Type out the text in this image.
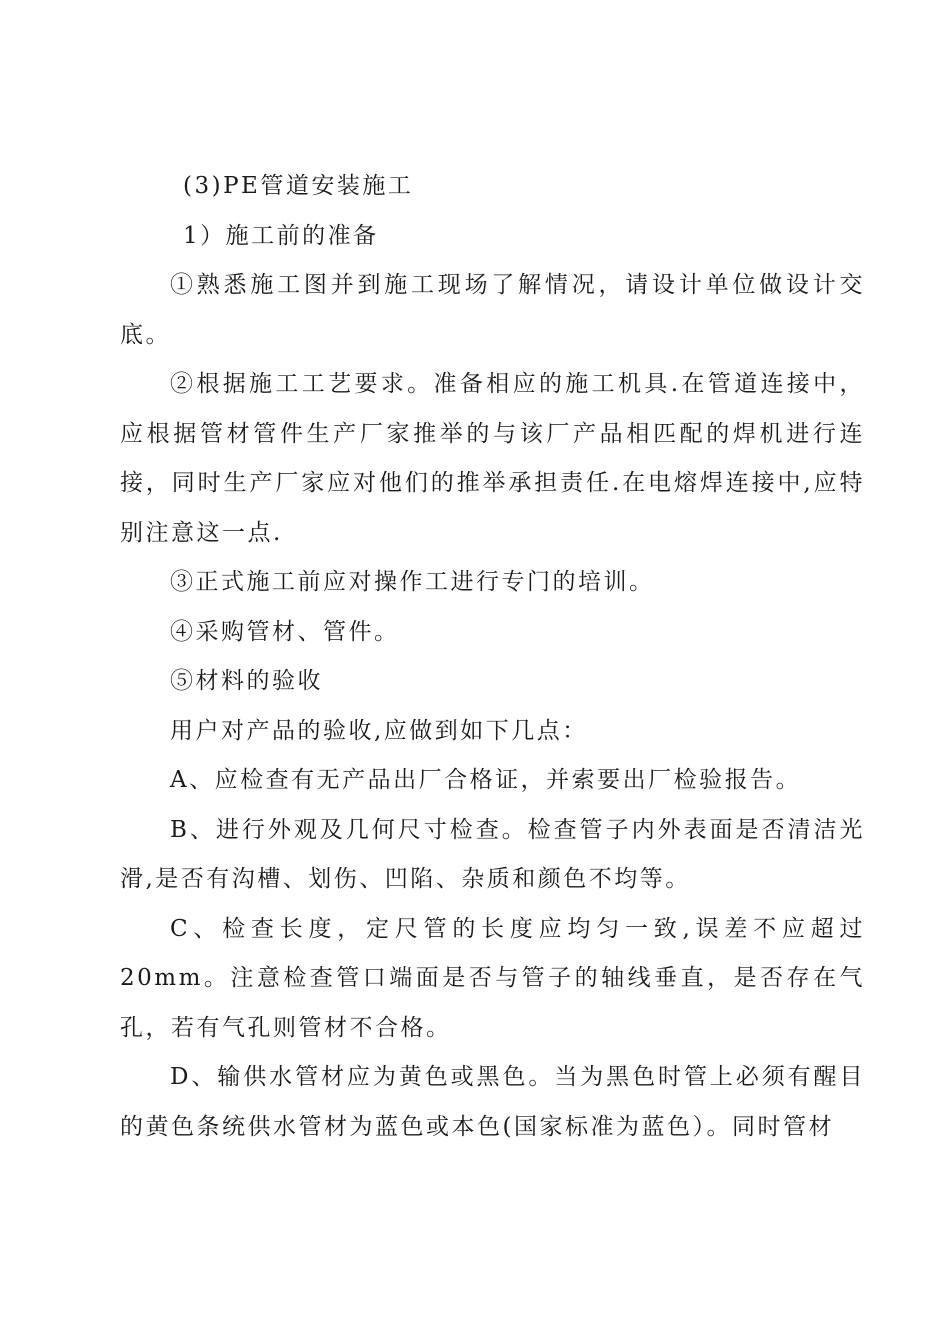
(3)PE管道安装施工

1）施工前的准备

①熟悉施工图并到施工现场了解情况，请设计单位做设计交底。

②根据施工工艺要求。准备相应的施工机具.在管道连接中，应根据管材管件生产厂家推举的与该厂产品相匹配的焊机进行连接，同时生产厂家应对他们的推举承担责任.在电熔焊连接中,应特别注意这一点.

③正式施工前应对操作工进行专门的培训。

④采购管材、管件。

⑤材料的验收

用户对产品的验收,应做到如下几点：

A、应检查有无产品出厂合格证，并索要出厂检验报告。

B、进行外观及几何尺寸检查。检查管子内外表面是否清洁光滑,是否有沟槽、划伤、凹陷、杂质和颜色不均等。

C、检查长度，定尺管的长度应均匀一致,误差不应超过20mm。注意检查管口端面是否与管子的轴线垂直，是否存在气孔，若有气孔则管材不合格。

D、输供水管材应为黄色或黑色。当为黑色时管上必须有醒目的黄色条统供水管材为蓝色或本色(国家标准为蓝色）。同时管材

▶ _PROBLEM DESCRIPTION_
Restate the whole listing above exactly, please, omitting every image.

▶ _EXERCISE RESULT_
Type out the text in this image.
(3)PE管道安装施工

1）施工前的准备

①熟悉施工图并到施工现场了解情况，请设计单位做设计交底。

②根据施工工艺要求。准备相应的施工机具.在管道连接中，应根据管材管件生产厂家推举的与该厂产品相匹配的焊机进行连接，同时生产厂家应对他们的推举承担责任.在电熔焊连接中,应特别注意这一点.

③正式施工前应对操作工进行专门的培训。

④采购管材、管件。

⑤材料的验收

用户对产品的验收,应做到如下几点：

A、应检查有无产品出厂合格证，并索要出厂检验报告。

B、进行外观及几何尺寸检查。检查管子内外表面是否清洁光滑,是否有沟槽、划伤、凹陷、杂质和颜色不均等。

C、检查长度，定尺管的长度应均匀一致,误差不应超过20mm。注意检查管口端面是否与管子的轴线垂直，是否存在气孔，若有气孔则管材不合格。

D、输供水管材应为黄色或黑色。当为黑色时管上必须有醒目的黄色条统供水管材为蓝色或本色(国家标准为蓝色）。同时管材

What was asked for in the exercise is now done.